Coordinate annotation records
————————
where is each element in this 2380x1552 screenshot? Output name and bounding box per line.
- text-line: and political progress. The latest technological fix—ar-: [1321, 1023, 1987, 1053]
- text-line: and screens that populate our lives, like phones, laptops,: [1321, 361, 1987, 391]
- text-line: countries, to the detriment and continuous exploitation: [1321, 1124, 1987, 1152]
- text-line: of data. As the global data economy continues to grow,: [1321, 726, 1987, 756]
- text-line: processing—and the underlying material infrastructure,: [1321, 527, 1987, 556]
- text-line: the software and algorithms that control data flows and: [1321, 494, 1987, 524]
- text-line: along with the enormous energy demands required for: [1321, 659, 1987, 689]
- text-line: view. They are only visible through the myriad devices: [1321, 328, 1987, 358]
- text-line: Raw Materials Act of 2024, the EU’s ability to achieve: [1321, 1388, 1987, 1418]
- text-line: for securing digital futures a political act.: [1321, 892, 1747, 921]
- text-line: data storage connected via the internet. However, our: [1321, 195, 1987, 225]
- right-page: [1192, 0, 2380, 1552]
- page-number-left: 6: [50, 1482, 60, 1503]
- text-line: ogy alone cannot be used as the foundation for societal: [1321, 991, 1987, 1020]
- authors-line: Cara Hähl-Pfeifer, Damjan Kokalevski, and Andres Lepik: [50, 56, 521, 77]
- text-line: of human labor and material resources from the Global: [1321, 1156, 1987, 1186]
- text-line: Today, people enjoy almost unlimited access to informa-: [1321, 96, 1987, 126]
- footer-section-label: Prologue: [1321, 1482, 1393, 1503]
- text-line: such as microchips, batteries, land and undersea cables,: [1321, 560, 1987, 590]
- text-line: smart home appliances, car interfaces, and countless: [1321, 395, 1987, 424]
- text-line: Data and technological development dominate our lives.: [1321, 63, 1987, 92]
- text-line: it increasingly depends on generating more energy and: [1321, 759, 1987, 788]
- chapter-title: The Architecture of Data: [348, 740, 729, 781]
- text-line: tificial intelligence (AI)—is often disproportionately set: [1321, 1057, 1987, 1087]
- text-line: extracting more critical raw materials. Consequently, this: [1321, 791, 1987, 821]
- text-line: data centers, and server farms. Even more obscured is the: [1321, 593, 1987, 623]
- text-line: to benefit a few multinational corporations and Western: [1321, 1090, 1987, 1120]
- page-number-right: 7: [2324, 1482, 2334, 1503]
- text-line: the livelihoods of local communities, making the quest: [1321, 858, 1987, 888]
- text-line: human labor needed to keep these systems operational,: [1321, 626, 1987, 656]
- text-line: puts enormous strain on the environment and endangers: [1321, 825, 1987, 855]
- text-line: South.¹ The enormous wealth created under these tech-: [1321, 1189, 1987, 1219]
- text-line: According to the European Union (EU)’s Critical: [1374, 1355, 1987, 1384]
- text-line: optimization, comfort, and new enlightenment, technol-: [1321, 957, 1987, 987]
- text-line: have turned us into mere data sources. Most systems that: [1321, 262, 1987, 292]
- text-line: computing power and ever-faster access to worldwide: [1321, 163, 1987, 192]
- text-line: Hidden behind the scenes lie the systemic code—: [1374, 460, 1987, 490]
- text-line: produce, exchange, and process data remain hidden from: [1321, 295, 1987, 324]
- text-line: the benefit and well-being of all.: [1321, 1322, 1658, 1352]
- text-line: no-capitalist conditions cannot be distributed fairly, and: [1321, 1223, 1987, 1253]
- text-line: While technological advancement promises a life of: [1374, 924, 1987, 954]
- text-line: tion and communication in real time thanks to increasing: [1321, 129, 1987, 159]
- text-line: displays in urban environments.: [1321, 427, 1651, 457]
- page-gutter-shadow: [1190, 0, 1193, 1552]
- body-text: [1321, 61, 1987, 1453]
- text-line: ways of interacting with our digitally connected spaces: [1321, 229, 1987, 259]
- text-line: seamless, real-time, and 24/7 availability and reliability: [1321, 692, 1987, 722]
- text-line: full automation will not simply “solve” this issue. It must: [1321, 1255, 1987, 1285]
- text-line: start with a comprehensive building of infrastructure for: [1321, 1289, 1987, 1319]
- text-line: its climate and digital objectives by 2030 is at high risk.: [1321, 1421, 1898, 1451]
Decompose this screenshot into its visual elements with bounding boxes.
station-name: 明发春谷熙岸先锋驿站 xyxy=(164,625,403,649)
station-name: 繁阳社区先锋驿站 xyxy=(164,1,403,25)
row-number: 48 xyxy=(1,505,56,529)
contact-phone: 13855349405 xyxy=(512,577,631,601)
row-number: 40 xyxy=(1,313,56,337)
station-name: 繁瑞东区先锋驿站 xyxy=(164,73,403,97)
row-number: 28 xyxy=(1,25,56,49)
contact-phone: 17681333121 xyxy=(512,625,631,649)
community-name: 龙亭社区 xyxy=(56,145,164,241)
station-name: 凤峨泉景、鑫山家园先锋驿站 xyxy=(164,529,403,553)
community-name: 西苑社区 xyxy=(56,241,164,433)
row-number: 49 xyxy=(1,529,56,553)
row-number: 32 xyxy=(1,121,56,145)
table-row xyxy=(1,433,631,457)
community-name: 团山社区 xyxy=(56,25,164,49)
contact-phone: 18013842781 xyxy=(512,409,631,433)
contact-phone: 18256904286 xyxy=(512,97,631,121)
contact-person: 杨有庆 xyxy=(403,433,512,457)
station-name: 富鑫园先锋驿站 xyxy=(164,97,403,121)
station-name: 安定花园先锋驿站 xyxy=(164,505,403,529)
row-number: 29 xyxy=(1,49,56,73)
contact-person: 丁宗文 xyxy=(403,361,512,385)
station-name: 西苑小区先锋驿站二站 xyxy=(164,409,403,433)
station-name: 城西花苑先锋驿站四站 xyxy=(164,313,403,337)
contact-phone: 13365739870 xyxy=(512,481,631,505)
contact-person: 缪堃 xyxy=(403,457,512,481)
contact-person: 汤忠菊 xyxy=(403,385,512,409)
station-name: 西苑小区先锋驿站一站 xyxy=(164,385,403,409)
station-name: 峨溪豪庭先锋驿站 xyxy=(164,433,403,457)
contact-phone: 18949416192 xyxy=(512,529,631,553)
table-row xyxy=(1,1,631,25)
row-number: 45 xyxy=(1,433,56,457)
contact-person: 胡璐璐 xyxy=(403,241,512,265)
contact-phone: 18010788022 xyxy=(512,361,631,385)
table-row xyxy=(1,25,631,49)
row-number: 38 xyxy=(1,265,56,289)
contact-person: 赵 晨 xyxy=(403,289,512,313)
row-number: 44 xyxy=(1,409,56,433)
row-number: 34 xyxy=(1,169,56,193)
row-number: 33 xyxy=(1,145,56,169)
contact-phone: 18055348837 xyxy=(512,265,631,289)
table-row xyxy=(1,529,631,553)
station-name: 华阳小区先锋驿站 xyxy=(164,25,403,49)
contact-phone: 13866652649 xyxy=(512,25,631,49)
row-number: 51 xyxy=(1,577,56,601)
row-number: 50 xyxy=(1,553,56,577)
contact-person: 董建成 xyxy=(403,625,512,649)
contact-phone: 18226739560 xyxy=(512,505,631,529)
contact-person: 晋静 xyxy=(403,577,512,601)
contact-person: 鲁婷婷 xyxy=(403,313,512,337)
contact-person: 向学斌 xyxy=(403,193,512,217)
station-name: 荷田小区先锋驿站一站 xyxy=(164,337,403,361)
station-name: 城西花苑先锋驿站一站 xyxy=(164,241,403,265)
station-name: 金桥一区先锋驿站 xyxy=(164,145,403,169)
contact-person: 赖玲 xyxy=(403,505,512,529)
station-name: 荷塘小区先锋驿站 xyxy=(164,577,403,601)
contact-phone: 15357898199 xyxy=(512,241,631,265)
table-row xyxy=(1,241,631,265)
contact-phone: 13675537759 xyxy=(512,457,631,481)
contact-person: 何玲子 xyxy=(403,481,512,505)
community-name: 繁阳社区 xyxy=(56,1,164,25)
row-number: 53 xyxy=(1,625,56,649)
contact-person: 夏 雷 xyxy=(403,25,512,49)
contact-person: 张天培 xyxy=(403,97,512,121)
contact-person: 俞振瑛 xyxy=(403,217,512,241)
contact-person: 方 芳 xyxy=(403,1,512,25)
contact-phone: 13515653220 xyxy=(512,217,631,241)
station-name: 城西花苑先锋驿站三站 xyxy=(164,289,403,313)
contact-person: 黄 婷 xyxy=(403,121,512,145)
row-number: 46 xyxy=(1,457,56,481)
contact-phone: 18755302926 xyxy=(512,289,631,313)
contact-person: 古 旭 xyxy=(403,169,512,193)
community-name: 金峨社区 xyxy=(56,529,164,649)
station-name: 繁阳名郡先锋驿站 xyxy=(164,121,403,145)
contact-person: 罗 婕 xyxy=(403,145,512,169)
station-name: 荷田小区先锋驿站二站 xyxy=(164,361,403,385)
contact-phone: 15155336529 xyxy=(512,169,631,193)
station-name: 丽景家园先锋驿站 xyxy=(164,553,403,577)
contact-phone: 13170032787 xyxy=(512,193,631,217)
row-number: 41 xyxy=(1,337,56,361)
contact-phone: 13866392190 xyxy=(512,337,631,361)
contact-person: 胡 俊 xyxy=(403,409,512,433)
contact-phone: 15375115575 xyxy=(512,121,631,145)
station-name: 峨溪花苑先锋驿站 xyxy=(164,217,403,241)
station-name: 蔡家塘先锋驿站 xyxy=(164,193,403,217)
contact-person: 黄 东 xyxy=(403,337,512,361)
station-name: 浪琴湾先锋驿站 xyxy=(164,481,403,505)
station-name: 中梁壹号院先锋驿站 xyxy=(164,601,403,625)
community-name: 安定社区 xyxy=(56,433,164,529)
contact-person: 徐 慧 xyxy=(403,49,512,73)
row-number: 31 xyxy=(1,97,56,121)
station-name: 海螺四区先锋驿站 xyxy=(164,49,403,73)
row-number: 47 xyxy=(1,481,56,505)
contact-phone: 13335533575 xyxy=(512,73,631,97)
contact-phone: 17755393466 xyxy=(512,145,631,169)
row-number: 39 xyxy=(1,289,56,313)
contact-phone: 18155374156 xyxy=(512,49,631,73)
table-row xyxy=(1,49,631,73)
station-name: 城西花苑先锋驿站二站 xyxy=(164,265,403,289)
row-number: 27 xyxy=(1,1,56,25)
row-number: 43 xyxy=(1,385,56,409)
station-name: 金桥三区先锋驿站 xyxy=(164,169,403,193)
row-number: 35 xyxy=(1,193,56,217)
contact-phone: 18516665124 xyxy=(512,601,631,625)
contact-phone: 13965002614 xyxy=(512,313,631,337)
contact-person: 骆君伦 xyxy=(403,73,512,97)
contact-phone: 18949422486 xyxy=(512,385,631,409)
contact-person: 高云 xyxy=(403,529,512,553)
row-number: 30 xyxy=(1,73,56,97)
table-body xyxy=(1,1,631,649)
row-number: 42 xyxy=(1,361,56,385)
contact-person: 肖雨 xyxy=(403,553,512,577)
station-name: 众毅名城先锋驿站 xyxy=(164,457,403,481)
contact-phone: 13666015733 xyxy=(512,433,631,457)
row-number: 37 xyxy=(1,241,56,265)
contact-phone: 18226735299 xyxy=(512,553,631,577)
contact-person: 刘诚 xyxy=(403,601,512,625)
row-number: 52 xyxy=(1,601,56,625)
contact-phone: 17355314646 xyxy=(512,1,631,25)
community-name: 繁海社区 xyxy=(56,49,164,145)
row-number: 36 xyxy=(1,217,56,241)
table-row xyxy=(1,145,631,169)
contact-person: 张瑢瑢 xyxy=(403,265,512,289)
————————
WORK TO COMPLETE:
Give the records again from their start through the line holding "- text-line: and screens", inclusive, with "political progress" swapped for "social progress" and nothing else changed.

FULL SOLUTION:
where is each element in this 2380x1552 screenshot? Output name and bounding box per line.
- text-line: and social progress. The latest technological fix—ar-: [1321, 1023, 1987, 1053]
- text-line: and screens that populate our lives, like phones, laptops,: [1321, 361, 1987, 391]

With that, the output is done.